Excerpt from a dataset:

■ ■ ■

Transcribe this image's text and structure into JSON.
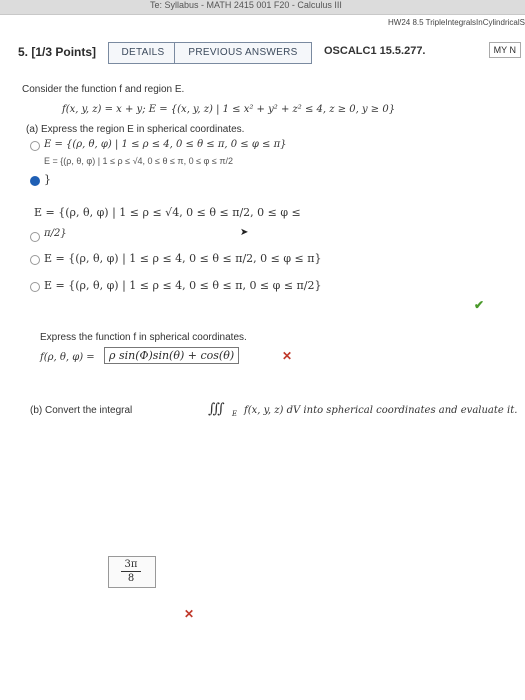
{
  "browser": {
    "top_text": "Te: Syllabus - MATH 2415 001 F20 - Calculus III",
    "top_right": "HW24 8.5 TripleIntegralsInCylindricalS..."
  },
  "question": {
    "number": "5. [1/3 Points]",
    "details_label": "DETAILS",
    "previous_label": "PREVIOUS ANSWERS",
    "course": "OSCALC1 15.5.277.",
    "my_notes": "MY N"
  },
  "prompt": {
    "intro": "Consider the function f and region E.",
    "def": "f(x, y, z) = x + y; E = {(x, y, z) | 1 ≤ x² + y² + z² ≤ 4, z ≥ 0, y ≥ 0}"
  },
  "part_a": {
    "label": "(a)  Express the region E in spherical coordinates.",
    "options": [
      "E = {(ρ, θ, φ) | 1 ≤ ρ ≤ 4, 0 ≤ θ ≤ π, 0 ≤ φ ≤ π}",
      "E = {(ρ, θ, φ) | 1 ≤ ρ ≤ √4, 0 ≤ θ ≤ π, 0 ≤ φ ≤ π/2",
      "E = {(ρ, θ, φ) | 1 ≤ ρ ≤ √4, 0 ≤ θ ≤ π/2, 0 ≤ φ ≤",
      "E = {(ρ, θ, φ) | 1 ≤ ρ ≤ 4, 0 ≤ θ ≤ π/2, 0 ≤ φ ≤ π}",
      "E = {(ρ, θ, φ) | 1 ≤ ρ ≤ 4, 0 ≤ θ ≤ π, 0 ≤ φ ≤ π/2}"
    ],
    "cont_1": "}",
    "cont_2": "π/2}",
    "express_f": "Express the function f in spherical coordinates.",
    "f_prefix": "f(ρ, θ, φ) =",
    "f_answer": "ρ sin(Φ)sin(θ) + cos(θ)"
  },
  "part_b": {
    "label_prefix": "(b)  Convert the integral",
    "integral": "∭",
    "label_suffix": "f(x, y, z) dV into spherical coordinates and evaluate it.",
    "sub_E": "E",
    "answer_num": "3π",
    "answer_den": "8"
  },
  "icons": {
    "correct": "✔",
    "wrong": "✕"
  }
}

■ ■ ■

_Task_
Leave out every picture and copy the rest of the records exactly.

_Reply to the exercise_
Transcribe this image's text and structure into JSON.
{
  "browser": {
    "top_text": "Te: Syllabus - MATH 2415 001 F20 - Calculus III",
    "top_right": "HW24 8.5 TripleIntegralsInCylindricalS..."
  },
  "question": {
    "number": "5. [1/3 Points]",
    "details_label": "DETAILS",
    "previous_label": "PREVIOUS ANSWERS",
    "course": "OSCALC1 15.5.277.",
    "my_notes": "MY N"
  },
  "prompt": {
    "intro": "Consider the function f and region E.",
    "def": "f(x, y, z) = x + y; E = {(x, y, z) | 1 ≤ x² + y² + z² ≤ 4, z ≥ 0, y ≥ 0}"
  },
  "part_a": {
    "label": "(a)  Express the region E in spherical coordinates.",
    "options": [
      "E = {(ρ, θ, φ) | 1 ≤ ρ ≤ 4, 0 ≤ θ ≤ π, 0 ≤ φ ≤ π}",
      "E = {(ρ, θ, φ) | 1 ≤ ρ ≤ √4, 0 ≤ θ ≤ π, 0 ≤ φ ≤ π/2",
      "E = {(ρ, θ, φ) | 1 ≤ ρ ≤ √4, 0 ≤ θ ≤ π/2, 0 ≤ φ ≤",
      "E = {(ρ, θ, φ) | 1 ≤ ρ ≤ 4, 0 ≤ θ ≤ π/2, 0 ≤ φ ≤ π}",
      "E = {(ρ, θ, φ) | 1 ≤ ρ ≤ 4, 0 ≤ θ ≤ π, 0 ≤ φ ≤ π/2}"
    ],
    "cont_1": "}",
    "cont_2": "π/2}",
    "express_f": "Express the function f in spherical coordinates.",
    "f_prefix": "f(ρ, θ, φ) =",
    "f_answer": "ρ sin(Φ)sin(θ) + cos(θ)"
  },
  "part_b": {
    "label_prefix": "(b)  Convert the integral",
    "integral": "∭",
    "label_suffix": "f(x, y, z) dV into spherical coordinates and evaluate it.",
    "sub_E": "E",
    "answer_num": "3π",
    "answer_den": "8"
  },
  "icons": {
    "correct": "✔",
    "wrong": "✕"
  }
}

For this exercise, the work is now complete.